**Entries shown:**
-- start --
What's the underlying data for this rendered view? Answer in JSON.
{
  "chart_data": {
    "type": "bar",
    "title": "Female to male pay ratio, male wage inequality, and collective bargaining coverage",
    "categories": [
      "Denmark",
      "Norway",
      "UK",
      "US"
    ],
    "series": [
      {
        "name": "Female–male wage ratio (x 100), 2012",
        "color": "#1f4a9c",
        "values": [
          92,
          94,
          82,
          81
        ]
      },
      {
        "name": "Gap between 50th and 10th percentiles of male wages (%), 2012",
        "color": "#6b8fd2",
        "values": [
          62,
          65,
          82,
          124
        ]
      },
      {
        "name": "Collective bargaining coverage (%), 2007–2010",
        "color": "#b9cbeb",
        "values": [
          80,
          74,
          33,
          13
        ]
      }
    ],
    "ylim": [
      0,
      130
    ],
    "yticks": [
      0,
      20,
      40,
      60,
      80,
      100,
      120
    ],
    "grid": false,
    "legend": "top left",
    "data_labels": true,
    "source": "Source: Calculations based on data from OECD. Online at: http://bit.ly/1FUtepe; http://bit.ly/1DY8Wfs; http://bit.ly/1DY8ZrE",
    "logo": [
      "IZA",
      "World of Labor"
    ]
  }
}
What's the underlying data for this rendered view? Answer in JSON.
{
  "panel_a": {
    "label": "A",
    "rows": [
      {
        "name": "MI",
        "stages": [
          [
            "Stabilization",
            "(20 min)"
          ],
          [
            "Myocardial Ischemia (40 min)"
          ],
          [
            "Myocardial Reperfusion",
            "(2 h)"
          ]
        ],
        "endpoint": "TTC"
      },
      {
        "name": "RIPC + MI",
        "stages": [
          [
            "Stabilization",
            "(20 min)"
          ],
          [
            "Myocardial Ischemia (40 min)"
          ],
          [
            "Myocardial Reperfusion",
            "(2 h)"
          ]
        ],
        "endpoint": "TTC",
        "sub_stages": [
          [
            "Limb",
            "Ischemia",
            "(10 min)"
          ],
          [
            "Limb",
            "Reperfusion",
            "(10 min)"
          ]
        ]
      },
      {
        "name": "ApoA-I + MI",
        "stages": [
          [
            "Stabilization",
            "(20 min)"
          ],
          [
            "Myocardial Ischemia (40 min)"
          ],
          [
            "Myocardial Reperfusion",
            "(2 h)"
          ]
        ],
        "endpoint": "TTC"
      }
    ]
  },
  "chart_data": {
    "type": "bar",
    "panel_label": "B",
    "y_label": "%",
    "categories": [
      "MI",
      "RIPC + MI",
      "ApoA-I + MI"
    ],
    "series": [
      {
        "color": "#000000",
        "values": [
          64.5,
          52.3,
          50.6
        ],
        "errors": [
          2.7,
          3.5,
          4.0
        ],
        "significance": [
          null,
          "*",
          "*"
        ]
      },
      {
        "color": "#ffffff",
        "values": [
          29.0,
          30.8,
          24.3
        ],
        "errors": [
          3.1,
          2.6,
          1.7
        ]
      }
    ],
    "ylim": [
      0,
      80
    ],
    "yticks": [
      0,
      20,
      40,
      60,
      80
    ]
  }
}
-- end --
**Written request:** Using the entries above, find all lines with "color". Copy them.

**Exercise response:**
        "color": "#1f4a9c",
        "color": "#6b8fd2",
        "color": "#b9cbeb",
        "color": "#000000",
        "color": "#ffffff",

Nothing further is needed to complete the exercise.